*Text*
------------------------

Learning search heuristics for finding objects in structured environments
Highlights
► A technique for efficiently finding an object with a mobile robot in an unknown, structured environment. ► Improving search efficiency by learning domain-specific search heuristics. ► Search heuristics are learned in training environments and evaluated in an unknown test environment. ► Example scenario: searching for a product in an unknown supermarket.► Simulation and real-world experiments and a comparison to alternative methods and to the performance of humans.
Introduction
Consider the situation where you want to find a product in a supermarket that you have never been to before. Certainly, you will not just wander around randomly through the market nor will you systematically visit each so far unvisited aisle in the market until you find the product. Your search will rather be guided by the current observations and the expectations you have about how objects in supermarkets are usually arranged. Over time, you might even have developed some heuristics that proved to be useful for quickly finding a certain product, like “if you want to find yogurt, follow the aisle with the cooling shelves”.
The search for a product in an unknown supermarket is a problem that everyone is familiar with and it therefore is an illustrative instance of the kind of search problems we want to tackle with the techniques presented in this article. Even for humans [1] this task is not an easy one and we will therefore also compare our search techniques to the performance of human participants that took part in a field study conducted in a real supermarket [2]. However, the supermarket is just an example scenario. Searching for objects or places in offices or domestic environments is conceptually similar. All we assume is that the environment is structured and the object arrangements exhibit some spatial dependencies such that a generalization to an unknown yet similarly structured environment is possible. We regard this as a rather weak assumption that holds for a huge variety of man-made environments. We thus strive for a general way to model, learn, and utilize background knowledge such that a mobile robot is able to find an object more efficiently than it would have been possible without such domain-specific knowledge. For this, we present and evaluate two approaches and provide alternative views on the search problem.

------------------------

*Tasks*
A. List every highlight given in the search heuristics article.
B. Write the next paragraph of the search heuristics article, continuing after its final sentence.
The lines after the search heuristics article are not needed.

*Dataset section*
------------------------

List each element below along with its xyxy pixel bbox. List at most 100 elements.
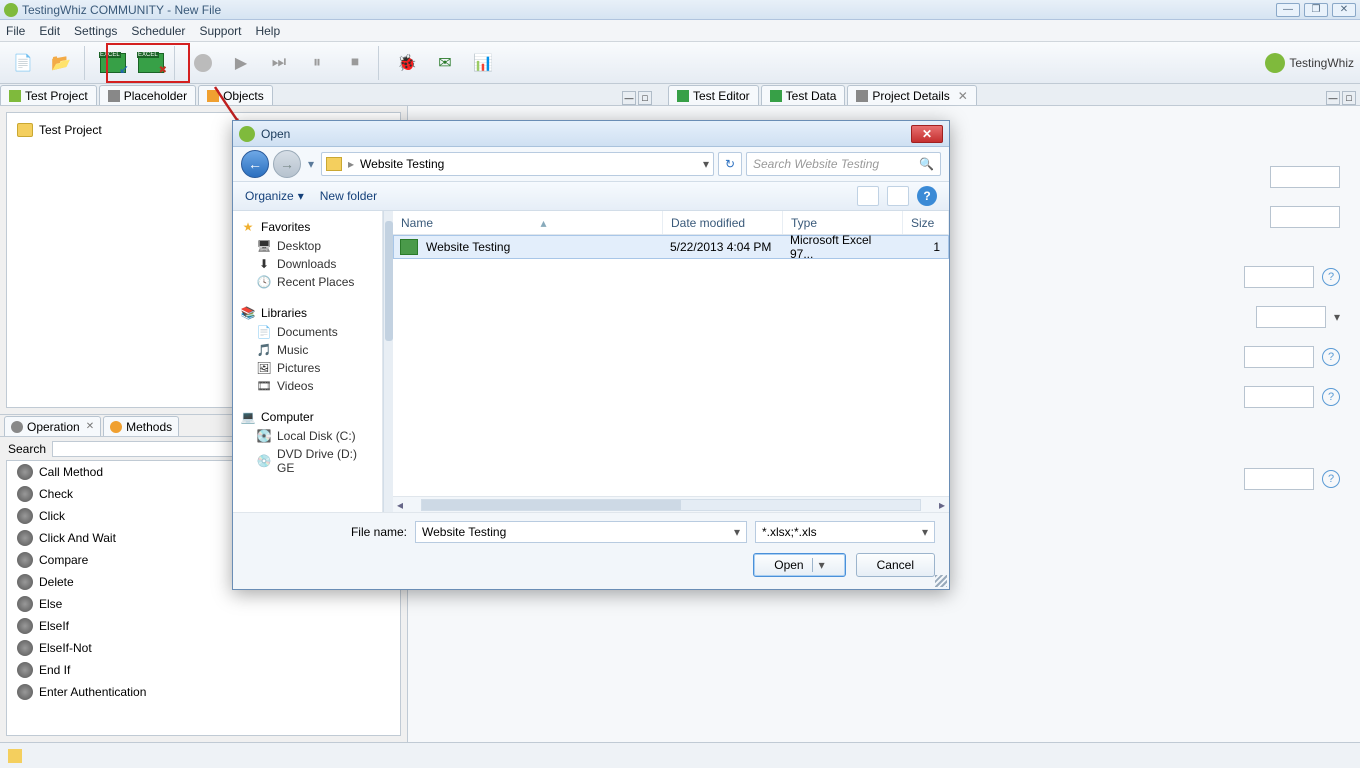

------------------------

*Responses for each task*
A.
- A technique for efficiently finding an object with a mobile robot in an unknown, structured environment.
- Improving search efficiency by learning domain-specific search heuristics.
- Search heuristics are learned in training environments and evaluated in an unknown test environment.
- Example scenario: searching for a product in an unknown supermarket.
- Simulation and real-world experiments and a comparison to alternative methods and to the performance of humans.

B.
The first approach is a reactive search technique that only depends on local information about the objects in the robot’s vicinity when deciding where to search next. This approach emphasizes the sequential nature of the search process, which is a sequential decision making process. Being in a certain state we must choose among a set of available actions. In this setting, background knowledge can be encoded as a state-to-action mapping, a policy, that tells us what to do in a certain situation. In the supermarket scenario, a state includes the currently observed objects in direction of the different aisles and the available actions correspond to the aisle we may choose to visit next. To learn this state-to-action mapping, we draw on ideas from imitation learning [3]. In particular, we want to imitate a simulated robot that exhibits an optimal search behavior by approaching the target object on the shortest path. In each visited state of a demonstrated example path, the robot takes a certain action and discards the other available actions in this state. Thereby, it provides positive and negative examples of state-action pairs to be taken or not, respectively. These examples can be used to learn a classifier for state-action pairs, which yields a classifier-based policy representation [4]. This might either be a multi-class classifier that directly outputs the action to be taken in a given state, or it might be a binary classifier that labels each available action in a state as promising or non-promising (if there is a tie, we may choose randomly among the promising actions). The latter has been empirically shown [4] to yield policies that perform better than the ones that are represented by multi-class classifiers. We use decision trees as binary classifiers which result in compact policy representations that resemble search heuristics like the above-mentioned heuristic for finding yogurt.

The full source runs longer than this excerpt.